> Data:
╭──

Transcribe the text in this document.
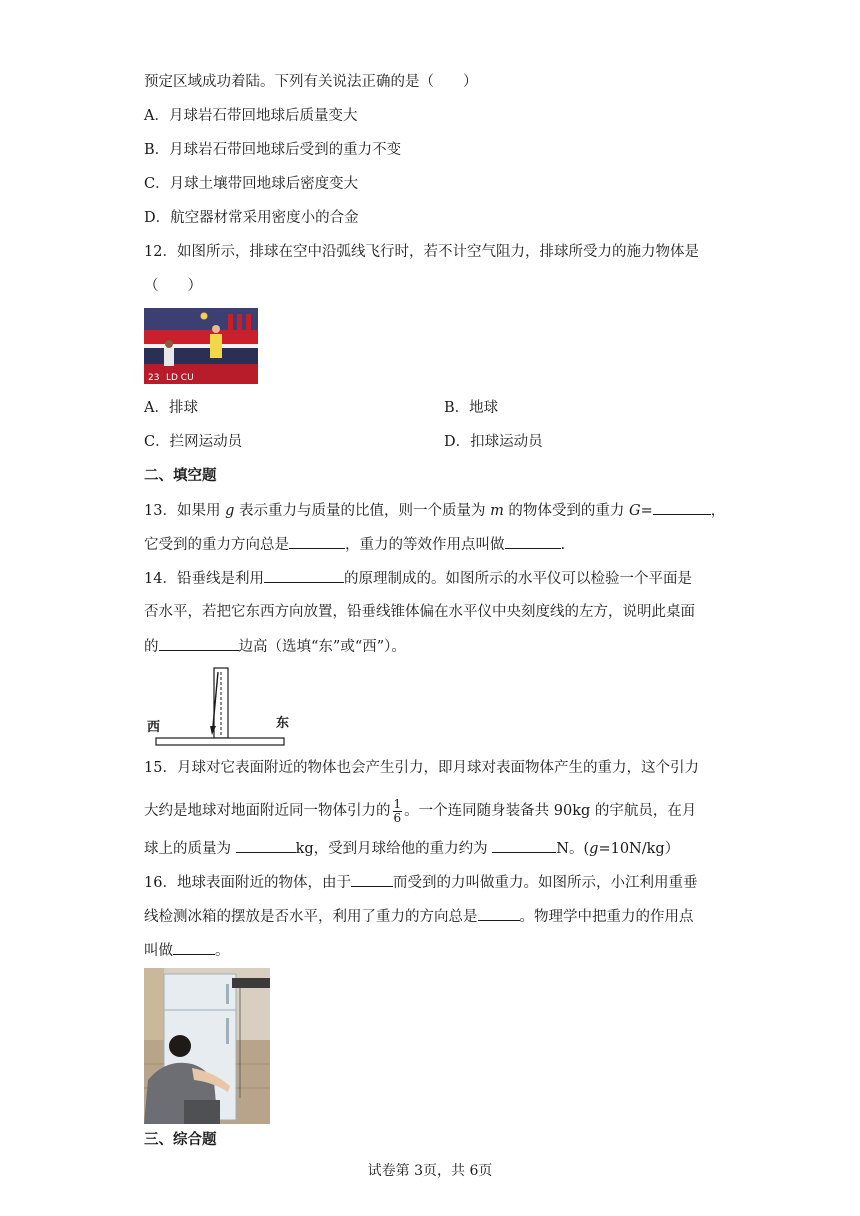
预定区域成功着陆。下列有关说法正确的是（　　）
A．月球岩石带回地球后质量变大
B．月球岩石带回地球后受到的重力不变
C．月球土壤带回地球后密度变大
D．航空器材常采用密度小的合金
12．如图所示，排球在空中沿弧线飞行时，若不计空气阻力，排球所受力的施力物体是
（　　）
23 LD CU
A．排球	B．地球
C．拦网运动员	D．扣球运动员
二、填空题
13．如果用 g 表示重力与质量的比值，则一个质量为 m 的物体受到的重力 G=	，
它受到的重力方向总是	，重力的等效作用点叫做	.
14．铅垂线是利用	的原理制成的。如图所示的水平仪可以检验一个平面是
否水平，若把它东西方向放置，铅垂线锥体偏在水平仪中央刻度线的左方，说明此桌面
的	边高（选填“东”或“西”）。
西	东
15．月球对它表面附近的物体也会产生引力，即月球对表面物体产生的重力，这个引力
大约是地球对地面附近同一物体引力的 $\frac{1}{6}$ 。一个连同随身装备共 90kg 的宇航员，在月
球上的质量为	kg，受到月球给他的重力约为	N。(g=10N/kg）
16．地球表面附近的物体，由于	而受到的力叫做重力。如图所示，小江利用重垂
线检测冰箱的摆放是否水平，利用了重力的方向总是	。物理学中把重力的作用点
叫做	。
三、综合题
试卷第 3页，共 6页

╰──

> Work required: Output the data exactly. Pictures don't belong in the result.

> Task output:
Transcribe the text in this document.
预定区域成功着陆。下列有关说法正确的是（　　）
A．月球岩石带回地球后质量变大
B．月球岩石带回地球后受到的重力不变
C．月球土壤带回地球后密度变大
D．航空器材常采用密度小的合金
12．如图所示，排球在空中沿弧线飞行时，若不计空气阻力，排球所受力的施力物体是
（　　）
23 LD CU
A．排球	B．地球
C．拦网运动员	D．扣球运动员
二、填空题
13．如果用 g 表示重力与质量的比值，则一个质量为 m 的物体受到的重力 G=	，
它受到的重力方向总是	，重力的等效作用点叫做	.
14．铅垂线是利用	的原理制成的。如图所示的水平仪可以检验一个平面是
否水平，若把它东西方向放置，铅垂线锥体偏在水平仪中央刻度线的左方，说明此桌面
的	边高（选填“东”或“西”）。
西	东
15．月球对它表面附近的物体也会产生引力，即月球对表面物体产生的重力，这个引力
大约是地球对地面附近同一物体引力的 $\frac{1}{6}$ 。一个连同随身装备共 90kg 的宇航员，在月
球上的质量为	kg，受到月球给他的重力约为	N。(g=10N/kg）
16．地球表面附近的物体，由于	而受到的力叫做重力。如图所示，小江利用重垂
线检测冰箱的摆放是否水平，利用了重力的方向总是	。物理学中把重力的作用点
叫做	。
三、综合题
试卷第 3页，共 6页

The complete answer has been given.